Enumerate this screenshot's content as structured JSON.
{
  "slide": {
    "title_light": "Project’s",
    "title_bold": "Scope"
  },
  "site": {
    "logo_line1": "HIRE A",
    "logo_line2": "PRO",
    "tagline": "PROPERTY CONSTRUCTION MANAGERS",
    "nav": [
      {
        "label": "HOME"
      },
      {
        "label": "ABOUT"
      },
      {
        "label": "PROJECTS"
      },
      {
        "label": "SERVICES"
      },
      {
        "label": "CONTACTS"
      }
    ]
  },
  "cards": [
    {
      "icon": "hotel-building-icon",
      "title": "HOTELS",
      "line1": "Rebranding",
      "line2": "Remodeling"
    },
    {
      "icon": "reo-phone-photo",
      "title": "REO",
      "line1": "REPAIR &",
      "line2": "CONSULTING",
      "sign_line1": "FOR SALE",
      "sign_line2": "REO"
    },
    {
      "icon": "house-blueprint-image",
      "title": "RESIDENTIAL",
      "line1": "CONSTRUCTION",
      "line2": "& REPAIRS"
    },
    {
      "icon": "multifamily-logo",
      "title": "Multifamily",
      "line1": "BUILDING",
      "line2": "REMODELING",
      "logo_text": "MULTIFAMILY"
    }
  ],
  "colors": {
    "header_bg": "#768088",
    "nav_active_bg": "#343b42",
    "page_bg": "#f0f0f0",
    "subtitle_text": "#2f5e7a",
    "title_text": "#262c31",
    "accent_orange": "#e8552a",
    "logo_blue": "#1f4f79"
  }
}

══════════

**WHAT TO DO**: Find all lines where the word "icon" appears. Copy them.

**EXERCISE RESPONSE**:
      "icon": "hotel-building-icon",
      "icon": "reo-phone-photo",
      "icon": "house-blueprint-image",
      "icon": "multifamily-logo",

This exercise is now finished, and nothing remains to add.